** BEGIN **
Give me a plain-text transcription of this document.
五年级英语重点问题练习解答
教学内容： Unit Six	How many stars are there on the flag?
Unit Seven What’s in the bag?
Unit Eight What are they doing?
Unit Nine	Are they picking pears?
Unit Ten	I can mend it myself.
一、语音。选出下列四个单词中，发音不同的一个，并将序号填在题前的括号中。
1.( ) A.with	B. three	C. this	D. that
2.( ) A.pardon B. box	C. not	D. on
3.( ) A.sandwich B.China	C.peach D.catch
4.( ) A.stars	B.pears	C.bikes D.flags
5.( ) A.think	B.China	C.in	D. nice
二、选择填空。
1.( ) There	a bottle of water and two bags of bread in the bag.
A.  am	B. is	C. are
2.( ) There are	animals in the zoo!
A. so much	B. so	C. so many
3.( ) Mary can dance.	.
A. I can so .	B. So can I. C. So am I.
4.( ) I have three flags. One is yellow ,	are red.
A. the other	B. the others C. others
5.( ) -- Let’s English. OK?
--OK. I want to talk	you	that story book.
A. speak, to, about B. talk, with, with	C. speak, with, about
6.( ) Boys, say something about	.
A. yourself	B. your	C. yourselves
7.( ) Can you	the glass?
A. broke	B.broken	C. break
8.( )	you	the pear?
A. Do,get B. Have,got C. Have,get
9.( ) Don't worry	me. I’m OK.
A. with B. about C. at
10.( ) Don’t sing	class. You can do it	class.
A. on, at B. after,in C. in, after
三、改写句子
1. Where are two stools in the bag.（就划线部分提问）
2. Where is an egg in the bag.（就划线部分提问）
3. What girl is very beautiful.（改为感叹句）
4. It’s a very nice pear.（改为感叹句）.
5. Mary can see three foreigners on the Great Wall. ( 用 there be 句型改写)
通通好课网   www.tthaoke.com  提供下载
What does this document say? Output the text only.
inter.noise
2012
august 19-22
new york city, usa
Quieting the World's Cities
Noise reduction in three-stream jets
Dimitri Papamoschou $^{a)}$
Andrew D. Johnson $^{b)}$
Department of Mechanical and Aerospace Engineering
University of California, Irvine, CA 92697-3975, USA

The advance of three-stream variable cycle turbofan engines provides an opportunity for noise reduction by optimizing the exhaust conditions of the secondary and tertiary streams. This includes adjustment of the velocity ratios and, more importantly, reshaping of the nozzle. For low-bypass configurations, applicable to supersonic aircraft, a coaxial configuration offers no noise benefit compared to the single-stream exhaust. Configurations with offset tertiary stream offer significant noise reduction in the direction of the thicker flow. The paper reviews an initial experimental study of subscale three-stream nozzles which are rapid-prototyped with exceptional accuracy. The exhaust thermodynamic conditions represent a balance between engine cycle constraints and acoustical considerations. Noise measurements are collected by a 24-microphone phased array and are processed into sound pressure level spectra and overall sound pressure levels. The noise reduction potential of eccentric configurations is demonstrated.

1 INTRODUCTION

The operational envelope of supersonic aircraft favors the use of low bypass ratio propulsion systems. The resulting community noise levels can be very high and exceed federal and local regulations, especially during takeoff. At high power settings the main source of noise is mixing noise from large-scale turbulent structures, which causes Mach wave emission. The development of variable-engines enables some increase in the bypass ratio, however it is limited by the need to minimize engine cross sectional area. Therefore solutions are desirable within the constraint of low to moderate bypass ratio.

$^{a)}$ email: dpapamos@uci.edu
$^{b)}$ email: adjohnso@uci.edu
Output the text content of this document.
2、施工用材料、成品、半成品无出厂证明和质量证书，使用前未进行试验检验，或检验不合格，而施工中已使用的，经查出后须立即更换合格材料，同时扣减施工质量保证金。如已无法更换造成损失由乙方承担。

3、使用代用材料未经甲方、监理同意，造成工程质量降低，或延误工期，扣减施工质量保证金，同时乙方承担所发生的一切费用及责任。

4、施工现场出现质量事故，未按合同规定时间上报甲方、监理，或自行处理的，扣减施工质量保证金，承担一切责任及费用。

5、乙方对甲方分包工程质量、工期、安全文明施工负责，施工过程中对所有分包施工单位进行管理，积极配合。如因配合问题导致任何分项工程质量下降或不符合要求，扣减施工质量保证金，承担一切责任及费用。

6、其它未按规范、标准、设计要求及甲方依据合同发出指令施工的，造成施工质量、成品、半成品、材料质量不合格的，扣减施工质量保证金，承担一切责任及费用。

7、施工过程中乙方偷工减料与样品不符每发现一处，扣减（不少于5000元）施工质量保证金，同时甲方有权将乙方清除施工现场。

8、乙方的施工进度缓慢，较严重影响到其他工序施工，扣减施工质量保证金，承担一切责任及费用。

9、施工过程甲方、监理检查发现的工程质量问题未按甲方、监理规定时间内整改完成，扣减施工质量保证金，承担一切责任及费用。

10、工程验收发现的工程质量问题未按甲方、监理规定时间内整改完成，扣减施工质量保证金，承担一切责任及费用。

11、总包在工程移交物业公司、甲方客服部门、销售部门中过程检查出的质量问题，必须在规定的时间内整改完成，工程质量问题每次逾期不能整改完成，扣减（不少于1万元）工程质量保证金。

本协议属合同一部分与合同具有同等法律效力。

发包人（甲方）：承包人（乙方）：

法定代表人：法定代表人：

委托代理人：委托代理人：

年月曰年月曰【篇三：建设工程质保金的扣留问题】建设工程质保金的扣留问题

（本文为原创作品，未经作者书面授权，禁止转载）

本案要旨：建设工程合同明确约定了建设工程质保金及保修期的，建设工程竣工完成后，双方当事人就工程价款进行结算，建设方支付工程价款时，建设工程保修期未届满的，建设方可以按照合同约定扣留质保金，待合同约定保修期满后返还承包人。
** END **
Report only the number of lines in the listing that contain the word "stars".

2